**Aim**
Assemble all lines in which the string "source" appears.
-=-=-
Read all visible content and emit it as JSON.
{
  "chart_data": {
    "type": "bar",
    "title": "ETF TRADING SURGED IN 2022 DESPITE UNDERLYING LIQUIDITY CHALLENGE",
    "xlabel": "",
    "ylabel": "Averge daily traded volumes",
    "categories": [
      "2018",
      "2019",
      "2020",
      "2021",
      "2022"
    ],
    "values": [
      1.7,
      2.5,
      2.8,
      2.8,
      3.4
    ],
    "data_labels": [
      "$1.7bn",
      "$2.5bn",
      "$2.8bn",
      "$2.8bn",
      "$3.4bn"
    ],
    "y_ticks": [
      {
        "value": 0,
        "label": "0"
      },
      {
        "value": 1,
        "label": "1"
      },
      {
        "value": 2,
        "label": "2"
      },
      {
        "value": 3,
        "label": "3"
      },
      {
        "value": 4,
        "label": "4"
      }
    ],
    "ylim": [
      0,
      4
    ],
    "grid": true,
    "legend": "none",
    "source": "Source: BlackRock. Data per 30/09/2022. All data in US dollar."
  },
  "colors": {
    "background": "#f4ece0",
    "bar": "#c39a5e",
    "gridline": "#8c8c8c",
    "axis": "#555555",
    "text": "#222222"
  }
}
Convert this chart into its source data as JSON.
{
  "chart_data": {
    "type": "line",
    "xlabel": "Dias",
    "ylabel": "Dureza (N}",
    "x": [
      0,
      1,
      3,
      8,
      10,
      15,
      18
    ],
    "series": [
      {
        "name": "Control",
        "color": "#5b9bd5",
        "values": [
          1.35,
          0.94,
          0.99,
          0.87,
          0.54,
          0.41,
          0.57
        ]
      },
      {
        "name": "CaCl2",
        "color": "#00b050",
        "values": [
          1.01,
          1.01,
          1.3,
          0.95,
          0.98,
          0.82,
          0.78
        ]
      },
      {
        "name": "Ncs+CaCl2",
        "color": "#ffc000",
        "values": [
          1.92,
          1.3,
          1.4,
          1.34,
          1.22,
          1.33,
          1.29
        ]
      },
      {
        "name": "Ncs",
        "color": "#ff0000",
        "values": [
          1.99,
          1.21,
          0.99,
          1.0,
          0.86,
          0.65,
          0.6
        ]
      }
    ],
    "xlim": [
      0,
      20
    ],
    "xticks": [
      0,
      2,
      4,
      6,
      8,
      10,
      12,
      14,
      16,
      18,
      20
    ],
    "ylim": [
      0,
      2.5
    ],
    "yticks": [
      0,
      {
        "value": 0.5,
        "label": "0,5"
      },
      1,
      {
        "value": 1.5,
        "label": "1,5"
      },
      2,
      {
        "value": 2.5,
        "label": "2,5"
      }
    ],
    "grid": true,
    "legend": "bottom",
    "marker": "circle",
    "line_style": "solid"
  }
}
-=-=-
**Task solution**
    "source": "Source: BlackRock. Data per 30/09/2022. All data in US dollar."
Convert this chart into its source data as JSON.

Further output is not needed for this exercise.